## START
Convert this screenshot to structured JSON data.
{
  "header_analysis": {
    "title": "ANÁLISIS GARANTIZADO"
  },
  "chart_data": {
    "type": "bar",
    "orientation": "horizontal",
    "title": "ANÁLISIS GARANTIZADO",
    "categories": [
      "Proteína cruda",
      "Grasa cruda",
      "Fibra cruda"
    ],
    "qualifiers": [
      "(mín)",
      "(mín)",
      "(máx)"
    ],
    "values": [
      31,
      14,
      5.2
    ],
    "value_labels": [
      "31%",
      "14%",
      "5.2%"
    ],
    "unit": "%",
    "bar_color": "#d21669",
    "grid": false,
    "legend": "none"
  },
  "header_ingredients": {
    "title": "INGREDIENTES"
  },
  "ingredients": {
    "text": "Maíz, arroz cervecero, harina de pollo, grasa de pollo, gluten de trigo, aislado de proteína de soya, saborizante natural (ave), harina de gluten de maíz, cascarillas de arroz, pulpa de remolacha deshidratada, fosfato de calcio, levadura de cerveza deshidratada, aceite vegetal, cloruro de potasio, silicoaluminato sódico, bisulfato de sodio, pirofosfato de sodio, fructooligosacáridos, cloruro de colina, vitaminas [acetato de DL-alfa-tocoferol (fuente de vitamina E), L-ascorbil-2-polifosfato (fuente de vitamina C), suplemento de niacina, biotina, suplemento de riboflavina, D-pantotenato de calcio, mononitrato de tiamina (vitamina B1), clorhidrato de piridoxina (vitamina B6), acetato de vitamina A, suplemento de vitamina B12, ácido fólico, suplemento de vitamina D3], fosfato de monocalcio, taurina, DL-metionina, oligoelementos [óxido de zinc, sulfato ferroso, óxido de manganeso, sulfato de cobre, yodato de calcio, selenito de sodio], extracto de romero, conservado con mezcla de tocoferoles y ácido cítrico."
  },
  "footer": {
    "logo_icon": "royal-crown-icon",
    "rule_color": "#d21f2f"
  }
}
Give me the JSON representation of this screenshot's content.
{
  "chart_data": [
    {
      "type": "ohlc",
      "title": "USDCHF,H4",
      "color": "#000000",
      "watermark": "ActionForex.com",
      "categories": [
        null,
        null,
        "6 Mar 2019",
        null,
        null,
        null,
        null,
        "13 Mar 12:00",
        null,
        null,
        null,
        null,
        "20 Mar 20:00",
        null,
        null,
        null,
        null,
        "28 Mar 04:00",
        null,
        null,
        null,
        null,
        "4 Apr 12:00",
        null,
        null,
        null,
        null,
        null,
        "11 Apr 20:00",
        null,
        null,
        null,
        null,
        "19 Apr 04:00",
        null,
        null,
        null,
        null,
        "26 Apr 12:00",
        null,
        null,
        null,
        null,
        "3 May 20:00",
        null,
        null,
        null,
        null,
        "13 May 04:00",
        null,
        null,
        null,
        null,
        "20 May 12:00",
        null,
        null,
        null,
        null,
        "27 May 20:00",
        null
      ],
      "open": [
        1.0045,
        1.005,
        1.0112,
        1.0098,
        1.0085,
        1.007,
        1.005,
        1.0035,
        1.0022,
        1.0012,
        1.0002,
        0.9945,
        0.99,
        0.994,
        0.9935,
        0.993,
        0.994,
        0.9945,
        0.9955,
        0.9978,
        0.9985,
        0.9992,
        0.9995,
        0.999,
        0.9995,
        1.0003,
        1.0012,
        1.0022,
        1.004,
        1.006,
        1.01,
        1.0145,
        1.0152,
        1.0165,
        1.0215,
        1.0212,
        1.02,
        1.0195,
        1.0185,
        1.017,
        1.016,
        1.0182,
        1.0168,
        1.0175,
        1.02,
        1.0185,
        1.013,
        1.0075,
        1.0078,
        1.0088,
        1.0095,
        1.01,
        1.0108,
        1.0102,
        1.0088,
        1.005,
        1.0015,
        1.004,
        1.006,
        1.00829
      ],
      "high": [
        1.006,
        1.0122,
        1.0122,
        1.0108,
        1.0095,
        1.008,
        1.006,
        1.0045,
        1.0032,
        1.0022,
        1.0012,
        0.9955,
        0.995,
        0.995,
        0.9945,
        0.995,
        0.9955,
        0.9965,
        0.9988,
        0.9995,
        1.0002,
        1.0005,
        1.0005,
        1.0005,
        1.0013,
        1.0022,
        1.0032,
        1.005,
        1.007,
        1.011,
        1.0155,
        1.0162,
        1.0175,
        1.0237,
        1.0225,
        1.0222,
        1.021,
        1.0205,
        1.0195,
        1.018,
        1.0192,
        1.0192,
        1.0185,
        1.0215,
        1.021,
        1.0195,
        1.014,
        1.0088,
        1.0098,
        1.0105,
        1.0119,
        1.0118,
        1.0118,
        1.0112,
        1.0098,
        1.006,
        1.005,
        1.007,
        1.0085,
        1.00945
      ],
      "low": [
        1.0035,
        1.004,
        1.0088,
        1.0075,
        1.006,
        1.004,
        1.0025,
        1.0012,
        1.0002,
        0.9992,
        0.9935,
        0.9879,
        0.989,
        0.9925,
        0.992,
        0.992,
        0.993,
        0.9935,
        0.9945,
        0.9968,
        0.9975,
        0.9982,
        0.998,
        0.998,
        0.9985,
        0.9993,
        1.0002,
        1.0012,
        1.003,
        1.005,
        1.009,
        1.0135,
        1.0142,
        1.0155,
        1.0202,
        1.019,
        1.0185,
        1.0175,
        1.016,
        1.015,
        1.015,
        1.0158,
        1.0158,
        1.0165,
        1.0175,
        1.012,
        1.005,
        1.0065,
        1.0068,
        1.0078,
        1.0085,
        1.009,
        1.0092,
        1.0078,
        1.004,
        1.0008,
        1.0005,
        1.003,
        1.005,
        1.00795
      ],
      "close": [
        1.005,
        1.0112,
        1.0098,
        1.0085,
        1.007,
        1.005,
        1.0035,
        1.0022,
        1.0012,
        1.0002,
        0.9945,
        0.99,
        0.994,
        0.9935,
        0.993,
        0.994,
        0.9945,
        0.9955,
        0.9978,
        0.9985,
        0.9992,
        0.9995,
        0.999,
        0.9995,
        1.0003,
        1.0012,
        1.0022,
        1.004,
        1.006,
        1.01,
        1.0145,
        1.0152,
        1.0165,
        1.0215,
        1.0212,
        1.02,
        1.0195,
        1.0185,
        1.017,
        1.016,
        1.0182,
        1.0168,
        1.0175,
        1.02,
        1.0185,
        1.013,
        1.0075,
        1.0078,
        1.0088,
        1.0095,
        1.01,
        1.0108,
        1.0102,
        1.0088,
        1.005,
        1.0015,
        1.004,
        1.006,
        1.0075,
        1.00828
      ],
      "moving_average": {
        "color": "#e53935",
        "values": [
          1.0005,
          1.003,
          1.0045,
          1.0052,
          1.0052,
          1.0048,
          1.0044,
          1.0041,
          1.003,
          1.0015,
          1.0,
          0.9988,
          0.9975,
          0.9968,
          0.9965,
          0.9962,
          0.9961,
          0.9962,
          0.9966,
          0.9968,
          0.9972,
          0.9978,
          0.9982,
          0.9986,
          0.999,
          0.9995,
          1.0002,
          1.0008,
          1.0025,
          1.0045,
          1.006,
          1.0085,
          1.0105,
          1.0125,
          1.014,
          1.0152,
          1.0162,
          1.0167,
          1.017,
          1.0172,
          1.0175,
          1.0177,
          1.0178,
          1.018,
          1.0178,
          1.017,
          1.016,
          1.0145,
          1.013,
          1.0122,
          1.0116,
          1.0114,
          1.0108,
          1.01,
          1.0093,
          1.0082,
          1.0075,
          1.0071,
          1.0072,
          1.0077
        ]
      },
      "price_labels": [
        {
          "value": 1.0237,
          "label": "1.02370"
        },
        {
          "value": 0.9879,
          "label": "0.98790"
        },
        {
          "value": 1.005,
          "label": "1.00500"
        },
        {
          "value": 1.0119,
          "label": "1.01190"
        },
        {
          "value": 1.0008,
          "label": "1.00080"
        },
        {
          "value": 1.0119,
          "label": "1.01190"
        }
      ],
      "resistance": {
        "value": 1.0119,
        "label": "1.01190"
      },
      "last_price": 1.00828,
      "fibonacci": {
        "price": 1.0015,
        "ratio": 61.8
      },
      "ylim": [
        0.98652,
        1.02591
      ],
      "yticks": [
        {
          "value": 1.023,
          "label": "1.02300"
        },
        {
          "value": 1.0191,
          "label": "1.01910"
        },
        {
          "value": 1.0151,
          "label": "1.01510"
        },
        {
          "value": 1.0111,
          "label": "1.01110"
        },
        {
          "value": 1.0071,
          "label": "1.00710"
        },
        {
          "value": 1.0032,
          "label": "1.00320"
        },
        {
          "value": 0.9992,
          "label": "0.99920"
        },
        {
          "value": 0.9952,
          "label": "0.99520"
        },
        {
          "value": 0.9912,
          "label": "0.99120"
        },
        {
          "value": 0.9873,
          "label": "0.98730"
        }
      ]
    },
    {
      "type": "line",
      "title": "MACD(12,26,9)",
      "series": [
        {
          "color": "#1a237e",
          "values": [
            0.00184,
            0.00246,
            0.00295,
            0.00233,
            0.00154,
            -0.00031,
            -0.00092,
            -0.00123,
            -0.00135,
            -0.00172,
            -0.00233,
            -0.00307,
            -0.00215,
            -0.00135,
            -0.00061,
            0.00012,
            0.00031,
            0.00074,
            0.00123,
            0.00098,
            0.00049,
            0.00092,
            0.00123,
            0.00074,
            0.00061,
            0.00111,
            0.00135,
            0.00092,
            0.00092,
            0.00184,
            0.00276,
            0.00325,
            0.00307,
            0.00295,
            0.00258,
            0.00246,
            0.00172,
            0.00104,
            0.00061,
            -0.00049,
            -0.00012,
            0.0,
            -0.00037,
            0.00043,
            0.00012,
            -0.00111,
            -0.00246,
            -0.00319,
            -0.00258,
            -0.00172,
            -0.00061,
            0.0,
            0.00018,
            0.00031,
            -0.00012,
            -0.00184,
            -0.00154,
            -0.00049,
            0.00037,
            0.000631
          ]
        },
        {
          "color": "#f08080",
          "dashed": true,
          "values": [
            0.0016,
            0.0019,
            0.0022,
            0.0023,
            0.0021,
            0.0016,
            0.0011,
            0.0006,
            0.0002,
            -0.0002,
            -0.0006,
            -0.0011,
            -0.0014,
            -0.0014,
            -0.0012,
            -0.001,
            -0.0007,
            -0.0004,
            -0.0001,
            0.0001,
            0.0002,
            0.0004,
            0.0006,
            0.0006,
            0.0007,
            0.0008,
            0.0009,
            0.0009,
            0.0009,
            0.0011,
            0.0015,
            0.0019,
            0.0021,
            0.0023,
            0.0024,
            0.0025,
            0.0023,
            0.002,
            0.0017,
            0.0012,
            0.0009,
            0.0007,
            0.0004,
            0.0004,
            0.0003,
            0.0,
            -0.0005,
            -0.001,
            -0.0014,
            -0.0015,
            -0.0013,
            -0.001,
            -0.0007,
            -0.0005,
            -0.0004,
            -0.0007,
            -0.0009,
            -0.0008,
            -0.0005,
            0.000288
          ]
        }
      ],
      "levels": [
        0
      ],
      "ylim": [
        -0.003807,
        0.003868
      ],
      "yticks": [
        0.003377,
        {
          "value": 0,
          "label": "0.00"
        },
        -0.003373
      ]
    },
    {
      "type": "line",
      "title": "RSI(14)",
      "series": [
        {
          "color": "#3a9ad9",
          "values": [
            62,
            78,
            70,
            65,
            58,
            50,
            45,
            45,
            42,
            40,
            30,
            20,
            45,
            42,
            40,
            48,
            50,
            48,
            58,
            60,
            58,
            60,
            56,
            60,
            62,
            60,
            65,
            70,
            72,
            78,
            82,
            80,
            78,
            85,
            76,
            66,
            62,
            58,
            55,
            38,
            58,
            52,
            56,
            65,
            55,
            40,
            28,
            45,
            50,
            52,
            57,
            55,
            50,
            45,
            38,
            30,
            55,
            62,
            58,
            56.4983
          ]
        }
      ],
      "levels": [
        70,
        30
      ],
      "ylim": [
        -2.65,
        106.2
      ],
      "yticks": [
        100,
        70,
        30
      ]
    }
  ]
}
## END
The task: Which lines hold the string "JSON"? List them all.

Result for this task:
Convert this screenshot to structured JSON data.
Give me the JSON representation of this screenshot's content.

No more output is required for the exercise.